- [The input]
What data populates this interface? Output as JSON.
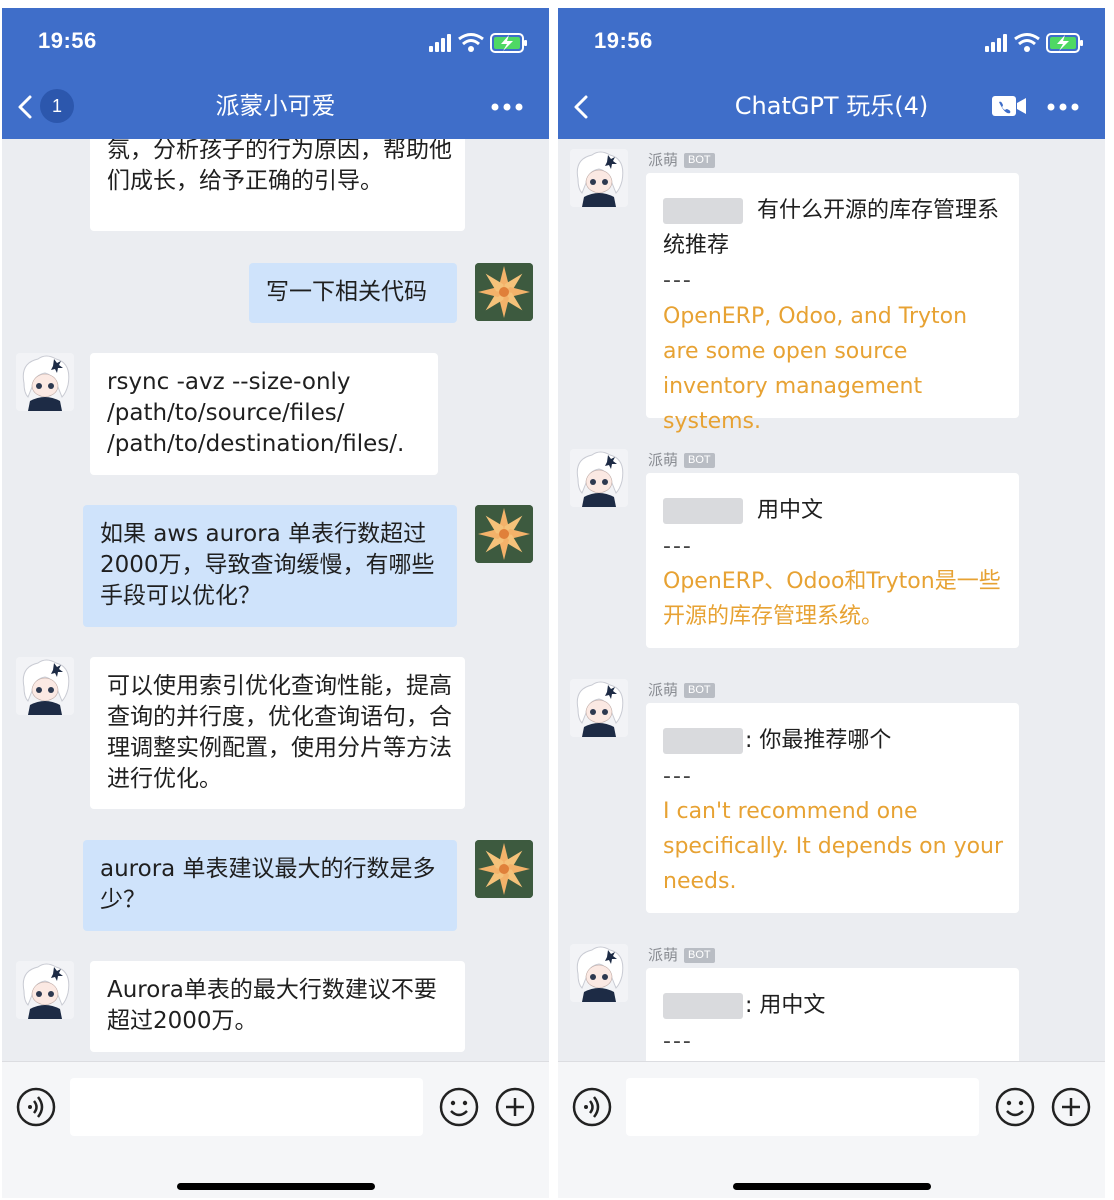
{
  "status_time": "19:56",
  "left": {
    "badge": "1",
    "title": "派蒙小可爱",
    "messages": [
      "氛，分析孩子的行为原因，帮助他们成长，给予正确的引导。",
      "写一下相关代码",
      "rsync -avz --size-only /path/to/source/files/ /path/to/destination/files/.",
      "如果 aws aurora 单表行数超过2000万，导致查询缓慢，有哪些手段可以优化？",
      "可以使用索引优化查询性能，提高查询的并行度，优化查询语句，合理调整实例配置，使用分片等方法进行优化。",
      "aurora 单表建议最大的行数是多少？",
      "Aurora单表的最大行数建议不要超过2000万。"
    ]
  },
  "right": {
    "title": "ChatGPT 玩乐(4)",
    "sender": "派萌",
    "bot_tag": "BOT",
    "separator": "---",
    "cards": [
      {
        "question": "有什么开源的库存管理系统推荐",
        "answer": "OpenERP, Odoo, and Tryton are some open source inventory management systems."
      },
      {
        "question": "用中文",
        "answer": "OpenERP、Odoo和Tryton是一些开源的库存管理系统。"
      },
      {
        "question": ": 你最推荐哪个",
        "answer": "I can't recommend one specifically. It depends on your needs."
      },
      {
        "question": ": 用中文",
        "answer": ""
      }
    ]
  },
  "colors": {
    "header": "#3f6ec9",
    "chat_bg": "#ebedf1",
    "bubble_out": "#cfe3fb",
    "gpt_answer": "#e7a233"
  },
  "icons": [
    "back-icon",
    "more-icon",
    "video-call-icon",
    "voice-icon",
    "emoji-icon",
    "plus-icon",
    "signal-icon",
    "wifi-icon",
    "battery-icon"
  ]
}
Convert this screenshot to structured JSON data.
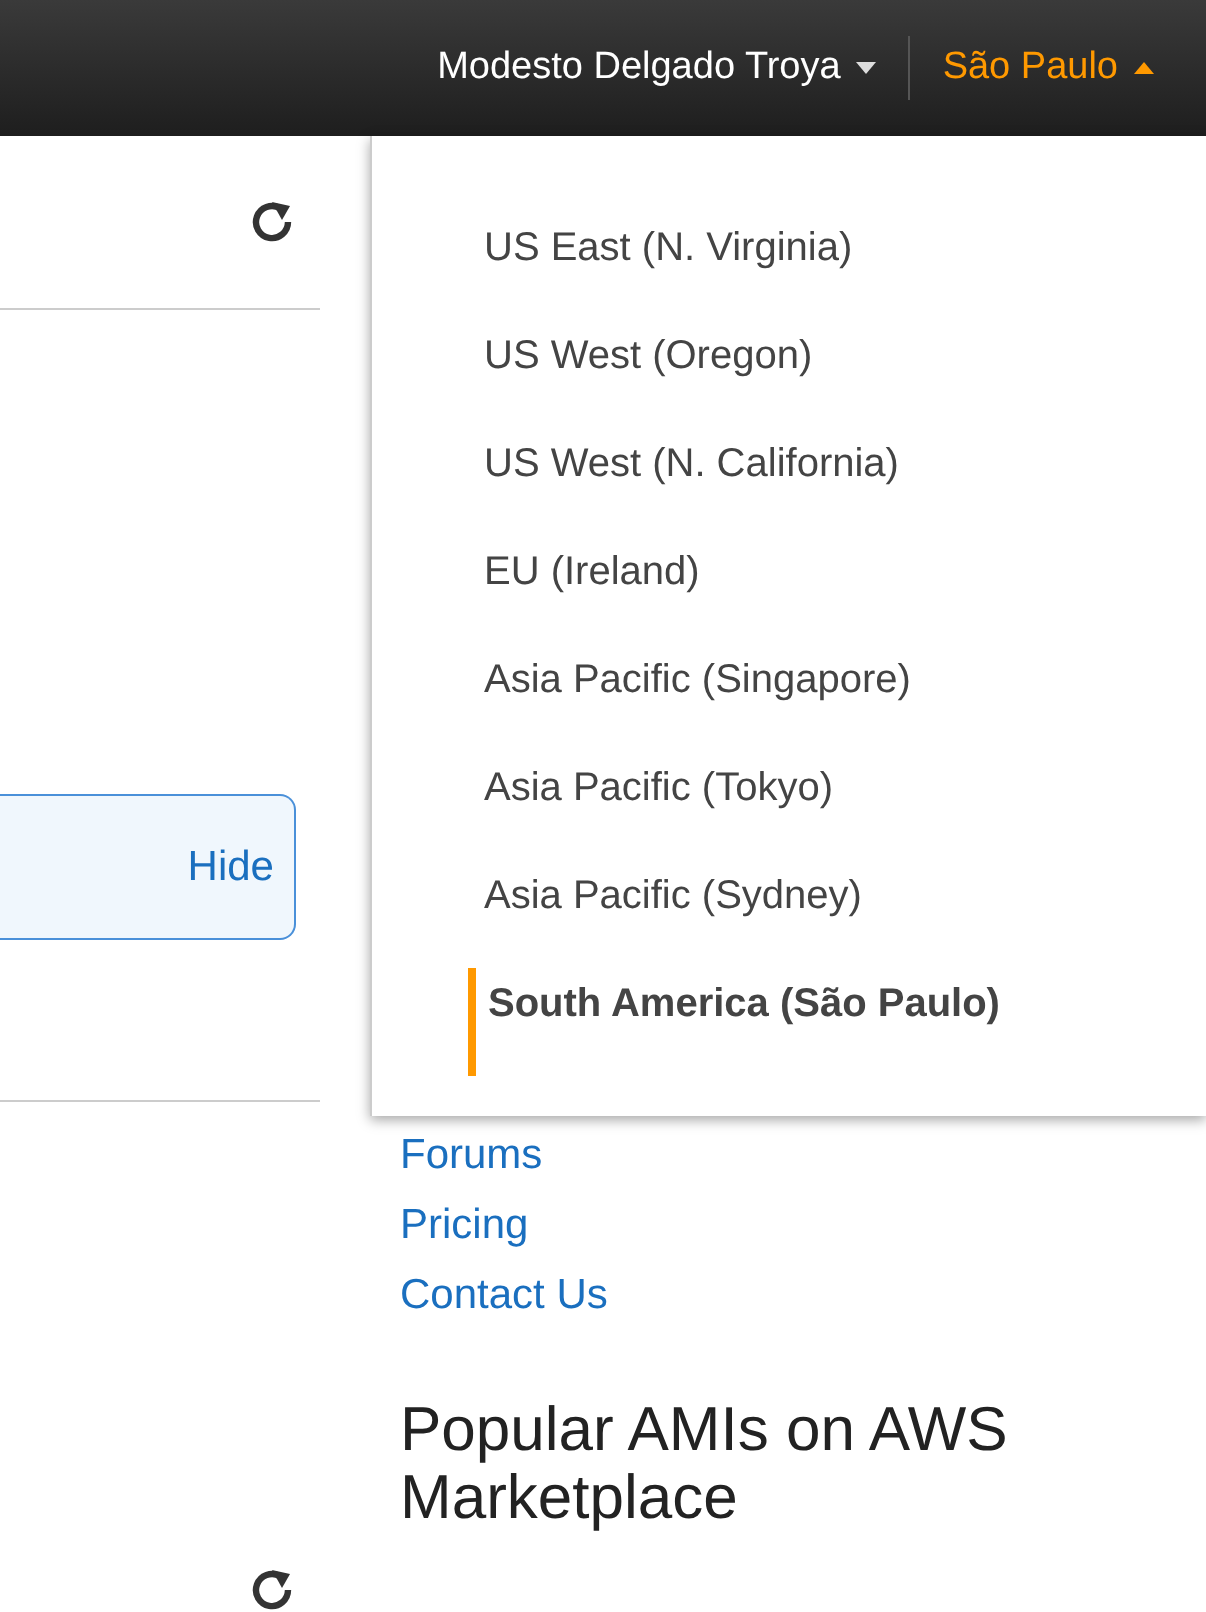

- [What is asked]
Quote every record above exactly, leaving out any pictures.

- [Exercise result]
What data populates this interface? Output as JSON.
{
  "status_time": "19:56",
  "left": {
    "badge": "1",
    "title": "派蒙小可爱",
    "messages": [
      "氛，分析孩子的行为原因，帮助他们成长，给予正确的引导。",
      "写一下相关代码",
      "rsync -avz --size-only /path/to/source/files/ /path/to/destination/files/.",
      "如果 aws aurora 单表行数超过2000万，导致查询缓慢，有哪些手段可以优化？",
      "可以使用索引优化查询性能，提高查询的并行度，优化查询语句，合理调整实例配置，使用分片等方法进行优化。",
      "aurora 单表建议最大的行数是多少？",
      "Aurora单表的最大行数建议不要超过2000万。"
    ]
  },
  "right": {
    "title": "ChatGPT 玩乐(4)",
    "sender": "派萌",
    "bot_tag": "BOT",
    "separator": "---",
    "cards": [
      {
        "question": "有什么开源的库存管理系统推荐",
        "answer": "OpenERP, Odoo, and Tryton are some open source inventory management systems."
      },
      {
        "question": "用中文",
        "answer": "OpenERP、Odoo和Tryton是一些开源的库存管理系统。"
      },
      {
        "question": ": 你最推荐哪个",
        "answer": "I can't recommend one specifically. It depends on your needs."
      },
      {
        "question": ": 用中文",
        "answer": ""
      }
    ]
  },
  "colors": {
    "header": "#3f6ec9",
    "chat_bg": "#ebedf1",
    "bubble_out": "#cfe3fb",
    "gpt_answer": "#e7a233"
  },
  "icons": [
    "back-icon",
    "more-icon",
    "video-call-icon",
    "voice-icon",
    "emoji-icon",
    "plus-icon",
    "signal-icon",
    "wifi-icon",
    "battery-icon"
  ]
}
Convert this screenshot to structured JSON data.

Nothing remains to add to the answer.